TASK PROMPT :: Render the items below as a numbered list, running from the first line of the items through the line that contains "x-tick-label: 2027: [515, 427, 539, 439]", both included, and leave out any blank lines.

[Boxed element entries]
== == ==
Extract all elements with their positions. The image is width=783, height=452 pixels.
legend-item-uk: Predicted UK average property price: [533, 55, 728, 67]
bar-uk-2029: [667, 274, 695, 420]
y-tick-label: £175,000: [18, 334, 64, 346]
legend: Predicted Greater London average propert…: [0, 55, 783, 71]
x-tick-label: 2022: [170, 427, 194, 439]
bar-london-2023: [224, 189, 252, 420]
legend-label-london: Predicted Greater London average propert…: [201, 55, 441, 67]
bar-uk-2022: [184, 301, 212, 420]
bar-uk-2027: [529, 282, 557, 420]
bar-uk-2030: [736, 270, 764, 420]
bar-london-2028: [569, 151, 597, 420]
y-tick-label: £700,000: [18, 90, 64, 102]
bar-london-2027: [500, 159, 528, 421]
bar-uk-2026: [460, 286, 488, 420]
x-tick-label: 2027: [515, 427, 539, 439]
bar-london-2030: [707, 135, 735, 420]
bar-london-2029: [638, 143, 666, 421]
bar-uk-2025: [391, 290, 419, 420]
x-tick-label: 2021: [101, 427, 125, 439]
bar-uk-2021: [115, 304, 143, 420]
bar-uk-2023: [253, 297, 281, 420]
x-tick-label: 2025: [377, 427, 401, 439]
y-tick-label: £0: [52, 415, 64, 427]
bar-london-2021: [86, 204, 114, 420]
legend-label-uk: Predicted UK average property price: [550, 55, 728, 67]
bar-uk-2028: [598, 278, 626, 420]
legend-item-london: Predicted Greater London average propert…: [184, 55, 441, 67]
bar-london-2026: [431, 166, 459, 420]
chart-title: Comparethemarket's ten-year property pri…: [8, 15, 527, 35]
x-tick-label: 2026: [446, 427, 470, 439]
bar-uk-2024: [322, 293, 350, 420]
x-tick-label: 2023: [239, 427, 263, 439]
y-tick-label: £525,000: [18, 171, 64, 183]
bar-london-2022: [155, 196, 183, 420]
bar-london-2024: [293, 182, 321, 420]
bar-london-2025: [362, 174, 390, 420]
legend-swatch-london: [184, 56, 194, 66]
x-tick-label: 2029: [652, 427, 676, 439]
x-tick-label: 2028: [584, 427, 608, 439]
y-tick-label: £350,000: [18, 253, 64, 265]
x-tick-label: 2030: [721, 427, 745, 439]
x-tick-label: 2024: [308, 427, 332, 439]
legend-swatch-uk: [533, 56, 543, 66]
== == ==
THE COMPLETED TASK ::
1. Extract all elements with their positions. The image is width=783, height=452 pixels.
2. legend-item-uk: Predicted UK average property price: [533, 55, 728, 67]
3. bar-uk-2029: [667, 274, 695, 420]
4. y-tick-label: £175,000: [18, 334, 64, 346]
5. legend: Predicted Greater London average propert…: [0, 55, 783, 71]
6. x-tick-label: 2022: [170, 427, 194, 439]
7. bar-london-2023: [224, 189, 252, 420]
8. legend-label-london: Predicted Greater London average propert…: [201, 55, 441, 67]
9. bar-uk-2022: [184, 301, 212, 420]
10. bar-uk-2027: [529, 282, 557, 420]
11. bar-uk-2030: [736, 270, 764, 420]
12. bar-london-2028: [569, 151, 597, 420]
13. y-tick-label: £700,000: [18, 90, 64, 102]
14. bar-london-2027: [500, 159, 528, 421]
15. bar-uk-2026: [460, 286, 488, 420]
16. x-tick-label: 2027: [515, 427, 539, 439]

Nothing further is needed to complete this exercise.